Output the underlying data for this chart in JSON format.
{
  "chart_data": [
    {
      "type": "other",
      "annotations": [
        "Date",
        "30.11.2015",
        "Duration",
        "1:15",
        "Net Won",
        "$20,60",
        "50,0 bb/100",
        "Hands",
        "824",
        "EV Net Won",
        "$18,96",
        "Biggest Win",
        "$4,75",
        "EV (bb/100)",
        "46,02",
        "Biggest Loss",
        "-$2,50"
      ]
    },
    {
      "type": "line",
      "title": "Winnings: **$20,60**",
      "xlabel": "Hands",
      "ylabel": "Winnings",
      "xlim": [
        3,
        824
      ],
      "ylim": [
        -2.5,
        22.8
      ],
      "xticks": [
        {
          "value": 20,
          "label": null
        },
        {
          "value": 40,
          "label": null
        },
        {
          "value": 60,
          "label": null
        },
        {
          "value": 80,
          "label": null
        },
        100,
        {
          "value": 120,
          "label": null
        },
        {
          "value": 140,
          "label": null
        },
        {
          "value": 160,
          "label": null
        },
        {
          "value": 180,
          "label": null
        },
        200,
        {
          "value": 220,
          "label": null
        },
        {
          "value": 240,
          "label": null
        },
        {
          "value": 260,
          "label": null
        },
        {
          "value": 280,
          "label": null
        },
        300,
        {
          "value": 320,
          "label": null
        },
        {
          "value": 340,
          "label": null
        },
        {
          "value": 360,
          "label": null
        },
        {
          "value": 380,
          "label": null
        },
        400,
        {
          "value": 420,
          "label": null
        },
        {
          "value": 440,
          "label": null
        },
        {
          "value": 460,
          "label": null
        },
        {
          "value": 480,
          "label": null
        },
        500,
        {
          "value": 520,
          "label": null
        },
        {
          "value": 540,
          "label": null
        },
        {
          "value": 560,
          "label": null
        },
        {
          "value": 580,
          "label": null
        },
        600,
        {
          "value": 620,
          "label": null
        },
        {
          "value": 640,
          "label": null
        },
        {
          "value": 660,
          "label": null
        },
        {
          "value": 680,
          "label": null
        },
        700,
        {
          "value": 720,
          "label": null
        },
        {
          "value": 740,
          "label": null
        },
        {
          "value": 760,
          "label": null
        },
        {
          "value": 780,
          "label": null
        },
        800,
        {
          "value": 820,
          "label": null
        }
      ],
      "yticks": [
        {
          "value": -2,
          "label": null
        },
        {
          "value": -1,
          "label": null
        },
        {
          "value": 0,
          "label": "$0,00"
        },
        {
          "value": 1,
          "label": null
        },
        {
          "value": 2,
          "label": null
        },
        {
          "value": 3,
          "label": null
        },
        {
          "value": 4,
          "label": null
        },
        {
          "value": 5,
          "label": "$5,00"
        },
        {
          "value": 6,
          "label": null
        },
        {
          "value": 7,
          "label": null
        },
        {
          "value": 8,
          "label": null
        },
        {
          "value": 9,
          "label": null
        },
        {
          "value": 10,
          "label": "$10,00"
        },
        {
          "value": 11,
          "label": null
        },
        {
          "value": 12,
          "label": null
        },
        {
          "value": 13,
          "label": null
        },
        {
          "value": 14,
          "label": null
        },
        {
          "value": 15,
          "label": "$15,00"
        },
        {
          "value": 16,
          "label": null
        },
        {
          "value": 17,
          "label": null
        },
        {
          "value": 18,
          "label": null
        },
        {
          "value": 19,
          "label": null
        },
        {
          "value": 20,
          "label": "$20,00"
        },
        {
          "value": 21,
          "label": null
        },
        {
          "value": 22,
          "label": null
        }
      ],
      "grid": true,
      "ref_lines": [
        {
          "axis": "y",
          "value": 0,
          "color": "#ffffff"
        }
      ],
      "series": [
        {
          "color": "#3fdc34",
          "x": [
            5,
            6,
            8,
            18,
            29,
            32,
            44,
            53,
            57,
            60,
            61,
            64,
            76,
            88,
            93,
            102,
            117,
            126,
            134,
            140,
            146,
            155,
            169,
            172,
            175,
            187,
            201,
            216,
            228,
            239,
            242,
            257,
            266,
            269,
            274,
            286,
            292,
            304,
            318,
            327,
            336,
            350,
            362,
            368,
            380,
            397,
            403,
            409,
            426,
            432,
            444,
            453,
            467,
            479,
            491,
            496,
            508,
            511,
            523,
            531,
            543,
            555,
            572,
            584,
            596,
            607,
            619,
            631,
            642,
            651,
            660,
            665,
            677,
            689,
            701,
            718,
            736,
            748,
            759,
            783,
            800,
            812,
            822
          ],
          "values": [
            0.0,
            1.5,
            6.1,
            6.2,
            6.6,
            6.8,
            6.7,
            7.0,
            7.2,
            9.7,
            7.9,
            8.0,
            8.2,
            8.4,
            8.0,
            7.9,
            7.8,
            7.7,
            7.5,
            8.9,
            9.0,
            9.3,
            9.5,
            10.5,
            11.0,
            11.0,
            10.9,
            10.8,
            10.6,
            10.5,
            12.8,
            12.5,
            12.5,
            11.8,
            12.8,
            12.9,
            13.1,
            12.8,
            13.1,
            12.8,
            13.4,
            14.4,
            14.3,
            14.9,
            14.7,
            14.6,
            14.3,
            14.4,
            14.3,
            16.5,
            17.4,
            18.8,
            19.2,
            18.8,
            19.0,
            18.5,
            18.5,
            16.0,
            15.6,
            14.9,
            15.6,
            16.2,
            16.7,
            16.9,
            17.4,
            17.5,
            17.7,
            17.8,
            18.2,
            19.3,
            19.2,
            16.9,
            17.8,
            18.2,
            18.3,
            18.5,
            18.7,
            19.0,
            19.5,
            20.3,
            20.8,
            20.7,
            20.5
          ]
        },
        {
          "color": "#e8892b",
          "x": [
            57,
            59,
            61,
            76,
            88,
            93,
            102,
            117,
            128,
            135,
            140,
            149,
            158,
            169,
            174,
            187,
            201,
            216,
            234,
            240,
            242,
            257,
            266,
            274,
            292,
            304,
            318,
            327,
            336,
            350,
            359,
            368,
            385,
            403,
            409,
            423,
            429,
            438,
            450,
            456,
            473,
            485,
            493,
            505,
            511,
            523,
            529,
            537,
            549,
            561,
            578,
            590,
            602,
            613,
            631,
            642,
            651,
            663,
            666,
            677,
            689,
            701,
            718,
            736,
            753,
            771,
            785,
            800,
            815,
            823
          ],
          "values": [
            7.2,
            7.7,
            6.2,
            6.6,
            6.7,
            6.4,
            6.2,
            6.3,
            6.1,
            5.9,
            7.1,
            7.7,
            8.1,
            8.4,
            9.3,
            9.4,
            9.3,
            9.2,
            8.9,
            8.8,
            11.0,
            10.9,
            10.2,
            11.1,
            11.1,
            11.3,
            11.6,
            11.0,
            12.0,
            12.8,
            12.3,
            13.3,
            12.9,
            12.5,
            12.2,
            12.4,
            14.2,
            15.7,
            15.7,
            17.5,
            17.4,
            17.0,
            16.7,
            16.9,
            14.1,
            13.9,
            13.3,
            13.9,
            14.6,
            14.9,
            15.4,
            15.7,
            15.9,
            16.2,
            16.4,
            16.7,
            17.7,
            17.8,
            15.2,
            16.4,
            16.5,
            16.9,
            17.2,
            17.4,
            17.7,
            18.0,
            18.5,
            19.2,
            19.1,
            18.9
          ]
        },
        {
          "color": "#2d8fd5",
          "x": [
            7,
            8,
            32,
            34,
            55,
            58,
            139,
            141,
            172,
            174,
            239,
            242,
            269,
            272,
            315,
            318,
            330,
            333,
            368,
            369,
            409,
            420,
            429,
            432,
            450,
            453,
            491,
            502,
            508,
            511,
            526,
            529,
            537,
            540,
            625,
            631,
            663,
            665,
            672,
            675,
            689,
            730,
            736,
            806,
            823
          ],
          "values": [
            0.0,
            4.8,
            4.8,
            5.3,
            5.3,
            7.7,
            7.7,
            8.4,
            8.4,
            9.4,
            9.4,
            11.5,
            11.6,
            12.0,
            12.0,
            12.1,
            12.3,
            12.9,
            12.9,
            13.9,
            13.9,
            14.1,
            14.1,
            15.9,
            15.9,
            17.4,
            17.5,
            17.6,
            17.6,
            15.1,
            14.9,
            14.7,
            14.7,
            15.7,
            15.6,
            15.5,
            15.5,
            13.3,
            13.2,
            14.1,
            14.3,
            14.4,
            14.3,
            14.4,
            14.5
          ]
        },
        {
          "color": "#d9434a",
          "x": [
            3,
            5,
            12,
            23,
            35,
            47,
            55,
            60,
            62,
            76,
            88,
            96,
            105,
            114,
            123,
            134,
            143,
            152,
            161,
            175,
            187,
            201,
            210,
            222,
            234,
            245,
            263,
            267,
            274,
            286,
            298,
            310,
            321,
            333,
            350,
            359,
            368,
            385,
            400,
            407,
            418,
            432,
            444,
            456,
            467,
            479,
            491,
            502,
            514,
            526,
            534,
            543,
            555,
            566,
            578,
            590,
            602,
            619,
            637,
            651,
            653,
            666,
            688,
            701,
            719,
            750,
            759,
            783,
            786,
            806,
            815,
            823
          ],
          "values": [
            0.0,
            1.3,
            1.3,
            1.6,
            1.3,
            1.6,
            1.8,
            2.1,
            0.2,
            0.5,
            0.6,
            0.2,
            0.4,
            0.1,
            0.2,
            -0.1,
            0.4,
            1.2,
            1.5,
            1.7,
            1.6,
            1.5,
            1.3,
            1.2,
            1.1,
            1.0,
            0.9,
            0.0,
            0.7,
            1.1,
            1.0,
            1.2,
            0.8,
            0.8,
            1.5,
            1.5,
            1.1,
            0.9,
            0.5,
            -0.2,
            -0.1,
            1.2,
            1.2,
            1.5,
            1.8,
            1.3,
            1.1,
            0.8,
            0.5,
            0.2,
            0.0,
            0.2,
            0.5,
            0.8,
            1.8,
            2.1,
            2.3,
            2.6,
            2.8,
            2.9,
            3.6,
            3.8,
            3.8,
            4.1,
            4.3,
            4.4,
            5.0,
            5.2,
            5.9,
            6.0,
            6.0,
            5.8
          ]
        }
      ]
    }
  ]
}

########

* **WHAT TO DO**: From the records above, how many lines include the word "Winnings"? Only the number is wanted.

* **REPLY**: 2